--- START Material for this task ---

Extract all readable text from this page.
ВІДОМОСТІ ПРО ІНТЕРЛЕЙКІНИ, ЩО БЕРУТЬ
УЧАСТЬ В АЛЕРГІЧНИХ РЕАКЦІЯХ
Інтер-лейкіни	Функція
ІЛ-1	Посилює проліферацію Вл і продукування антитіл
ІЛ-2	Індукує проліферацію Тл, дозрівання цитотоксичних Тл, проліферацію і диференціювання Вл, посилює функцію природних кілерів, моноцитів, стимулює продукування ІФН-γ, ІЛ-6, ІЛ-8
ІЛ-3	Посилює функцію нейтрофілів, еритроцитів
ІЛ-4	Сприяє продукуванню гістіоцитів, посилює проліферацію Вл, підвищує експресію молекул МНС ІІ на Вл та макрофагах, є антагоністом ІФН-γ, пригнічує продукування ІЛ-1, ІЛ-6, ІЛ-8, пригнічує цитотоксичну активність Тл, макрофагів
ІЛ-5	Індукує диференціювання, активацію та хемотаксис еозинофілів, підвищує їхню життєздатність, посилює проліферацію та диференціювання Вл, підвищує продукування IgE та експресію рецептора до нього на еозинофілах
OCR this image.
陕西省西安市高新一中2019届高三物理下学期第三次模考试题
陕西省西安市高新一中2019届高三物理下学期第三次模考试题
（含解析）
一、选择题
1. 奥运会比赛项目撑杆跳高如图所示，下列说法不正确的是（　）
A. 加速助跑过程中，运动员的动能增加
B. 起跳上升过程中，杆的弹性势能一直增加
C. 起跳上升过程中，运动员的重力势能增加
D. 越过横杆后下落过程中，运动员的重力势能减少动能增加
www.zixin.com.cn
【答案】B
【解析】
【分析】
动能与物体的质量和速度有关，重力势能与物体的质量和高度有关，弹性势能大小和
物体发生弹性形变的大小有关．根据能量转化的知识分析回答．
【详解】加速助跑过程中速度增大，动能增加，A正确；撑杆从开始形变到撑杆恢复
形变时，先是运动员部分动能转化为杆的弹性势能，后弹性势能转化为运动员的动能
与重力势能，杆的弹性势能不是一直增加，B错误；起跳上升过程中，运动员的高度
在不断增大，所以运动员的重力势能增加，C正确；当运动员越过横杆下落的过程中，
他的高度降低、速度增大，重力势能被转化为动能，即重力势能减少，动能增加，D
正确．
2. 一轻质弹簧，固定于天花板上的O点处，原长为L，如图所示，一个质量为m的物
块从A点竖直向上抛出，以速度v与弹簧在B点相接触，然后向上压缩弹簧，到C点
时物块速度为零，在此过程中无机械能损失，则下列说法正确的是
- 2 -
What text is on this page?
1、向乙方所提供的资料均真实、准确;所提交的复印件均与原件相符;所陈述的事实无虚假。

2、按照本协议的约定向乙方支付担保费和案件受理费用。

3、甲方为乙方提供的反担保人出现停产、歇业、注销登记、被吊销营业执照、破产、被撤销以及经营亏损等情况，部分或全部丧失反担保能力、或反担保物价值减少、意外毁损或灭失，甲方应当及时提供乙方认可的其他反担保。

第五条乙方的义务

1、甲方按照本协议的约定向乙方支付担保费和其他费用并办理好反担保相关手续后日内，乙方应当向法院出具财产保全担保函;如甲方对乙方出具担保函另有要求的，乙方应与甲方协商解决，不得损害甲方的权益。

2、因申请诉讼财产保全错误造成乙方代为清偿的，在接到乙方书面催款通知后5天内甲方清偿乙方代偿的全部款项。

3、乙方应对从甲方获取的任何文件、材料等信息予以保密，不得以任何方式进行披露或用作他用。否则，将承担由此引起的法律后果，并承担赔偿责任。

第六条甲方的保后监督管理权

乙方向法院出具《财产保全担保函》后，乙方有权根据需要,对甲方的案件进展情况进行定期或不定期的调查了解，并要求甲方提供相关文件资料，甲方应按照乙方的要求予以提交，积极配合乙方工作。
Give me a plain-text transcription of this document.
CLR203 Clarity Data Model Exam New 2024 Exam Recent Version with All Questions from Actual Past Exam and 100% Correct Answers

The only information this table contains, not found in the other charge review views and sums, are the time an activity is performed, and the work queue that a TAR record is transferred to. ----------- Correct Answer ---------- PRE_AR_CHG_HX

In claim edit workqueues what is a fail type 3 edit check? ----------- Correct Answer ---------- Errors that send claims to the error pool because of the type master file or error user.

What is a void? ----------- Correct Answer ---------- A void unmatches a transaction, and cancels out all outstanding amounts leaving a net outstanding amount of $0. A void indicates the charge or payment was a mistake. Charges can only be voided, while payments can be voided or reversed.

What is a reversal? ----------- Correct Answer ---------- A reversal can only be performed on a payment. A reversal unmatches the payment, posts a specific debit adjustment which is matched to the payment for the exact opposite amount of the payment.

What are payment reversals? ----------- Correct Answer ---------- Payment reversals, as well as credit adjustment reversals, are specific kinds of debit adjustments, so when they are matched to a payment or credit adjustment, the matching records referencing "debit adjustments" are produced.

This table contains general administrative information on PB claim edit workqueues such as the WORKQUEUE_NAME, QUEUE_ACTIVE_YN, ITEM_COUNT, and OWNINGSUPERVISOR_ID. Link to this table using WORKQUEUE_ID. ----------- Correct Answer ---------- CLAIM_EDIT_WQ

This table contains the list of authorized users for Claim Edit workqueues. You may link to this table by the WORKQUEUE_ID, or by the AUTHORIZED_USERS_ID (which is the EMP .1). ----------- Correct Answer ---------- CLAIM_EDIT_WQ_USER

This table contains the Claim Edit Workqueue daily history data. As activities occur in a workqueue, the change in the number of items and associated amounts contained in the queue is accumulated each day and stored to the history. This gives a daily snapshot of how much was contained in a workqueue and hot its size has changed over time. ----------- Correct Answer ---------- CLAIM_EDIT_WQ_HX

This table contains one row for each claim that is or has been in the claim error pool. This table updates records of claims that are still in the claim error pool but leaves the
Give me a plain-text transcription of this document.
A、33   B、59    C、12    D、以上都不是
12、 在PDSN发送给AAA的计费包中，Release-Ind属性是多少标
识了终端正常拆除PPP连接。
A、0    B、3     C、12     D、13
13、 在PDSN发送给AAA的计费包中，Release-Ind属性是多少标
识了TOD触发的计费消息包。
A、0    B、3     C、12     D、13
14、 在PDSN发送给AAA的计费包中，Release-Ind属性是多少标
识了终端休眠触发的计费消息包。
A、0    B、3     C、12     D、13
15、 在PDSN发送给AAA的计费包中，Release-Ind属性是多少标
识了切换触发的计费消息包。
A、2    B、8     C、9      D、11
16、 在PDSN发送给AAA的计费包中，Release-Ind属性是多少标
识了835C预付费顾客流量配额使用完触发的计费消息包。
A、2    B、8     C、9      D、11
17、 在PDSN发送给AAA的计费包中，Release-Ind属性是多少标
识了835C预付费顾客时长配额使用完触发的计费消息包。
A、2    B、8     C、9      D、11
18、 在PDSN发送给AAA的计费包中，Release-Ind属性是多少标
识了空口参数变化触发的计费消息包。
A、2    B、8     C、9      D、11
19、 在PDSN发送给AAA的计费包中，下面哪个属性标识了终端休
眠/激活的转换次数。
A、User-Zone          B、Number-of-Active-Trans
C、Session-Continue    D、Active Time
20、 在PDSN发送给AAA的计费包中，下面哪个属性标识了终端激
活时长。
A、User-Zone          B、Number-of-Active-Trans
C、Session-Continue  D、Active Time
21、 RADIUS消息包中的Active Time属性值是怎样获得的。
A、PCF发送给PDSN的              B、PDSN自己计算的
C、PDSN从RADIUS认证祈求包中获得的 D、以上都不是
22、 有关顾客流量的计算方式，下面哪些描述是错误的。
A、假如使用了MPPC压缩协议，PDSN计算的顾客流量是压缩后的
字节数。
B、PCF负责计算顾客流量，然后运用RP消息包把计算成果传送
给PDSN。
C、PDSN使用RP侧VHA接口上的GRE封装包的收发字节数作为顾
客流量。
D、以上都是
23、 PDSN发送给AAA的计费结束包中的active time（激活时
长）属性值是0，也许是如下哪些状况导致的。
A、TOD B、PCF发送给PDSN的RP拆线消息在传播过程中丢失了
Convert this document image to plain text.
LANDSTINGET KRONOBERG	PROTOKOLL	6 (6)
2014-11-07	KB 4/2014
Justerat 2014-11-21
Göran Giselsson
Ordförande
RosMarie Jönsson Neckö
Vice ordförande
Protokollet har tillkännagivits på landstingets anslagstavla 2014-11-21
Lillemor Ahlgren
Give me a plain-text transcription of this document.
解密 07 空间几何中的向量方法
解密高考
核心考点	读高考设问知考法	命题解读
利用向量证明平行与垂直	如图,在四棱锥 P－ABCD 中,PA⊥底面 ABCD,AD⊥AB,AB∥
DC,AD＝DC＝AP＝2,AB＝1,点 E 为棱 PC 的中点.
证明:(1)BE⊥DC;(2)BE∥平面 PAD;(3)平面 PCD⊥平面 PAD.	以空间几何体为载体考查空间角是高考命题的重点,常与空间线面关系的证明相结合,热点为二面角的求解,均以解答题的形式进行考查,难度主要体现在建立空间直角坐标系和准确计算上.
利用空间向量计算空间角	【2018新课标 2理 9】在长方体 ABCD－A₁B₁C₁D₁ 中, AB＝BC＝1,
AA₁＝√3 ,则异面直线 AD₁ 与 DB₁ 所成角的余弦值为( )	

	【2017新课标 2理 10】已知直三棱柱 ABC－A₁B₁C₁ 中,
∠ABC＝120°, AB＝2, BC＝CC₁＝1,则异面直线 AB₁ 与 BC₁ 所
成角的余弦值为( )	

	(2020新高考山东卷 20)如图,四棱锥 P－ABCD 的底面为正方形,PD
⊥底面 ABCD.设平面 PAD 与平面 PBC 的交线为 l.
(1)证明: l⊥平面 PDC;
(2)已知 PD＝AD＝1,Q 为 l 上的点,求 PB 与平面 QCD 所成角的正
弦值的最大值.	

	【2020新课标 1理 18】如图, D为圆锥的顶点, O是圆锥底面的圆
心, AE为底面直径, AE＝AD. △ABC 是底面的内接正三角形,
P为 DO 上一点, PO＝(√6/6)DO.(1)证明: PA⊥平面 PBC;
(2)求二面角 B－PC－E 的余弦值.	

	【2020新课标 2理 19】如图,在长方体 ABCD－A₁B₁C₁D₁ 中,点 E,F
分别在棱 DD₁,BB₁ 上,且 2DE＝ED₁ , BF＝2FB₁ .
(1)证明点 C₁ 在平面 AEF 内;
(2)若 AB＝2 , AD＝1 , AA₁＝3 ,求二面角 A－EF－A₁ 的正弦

--- END Material for this task ---

Scan the entries above for the word "求二面角" and collect each line holding it.

Full response:
(2)求二面角 B－PC－E 的余弦值.	
(2)若 AB＝2 , AD＝1 , AA₁＝3 ,求二面角 A－EF－A₁ 的正弦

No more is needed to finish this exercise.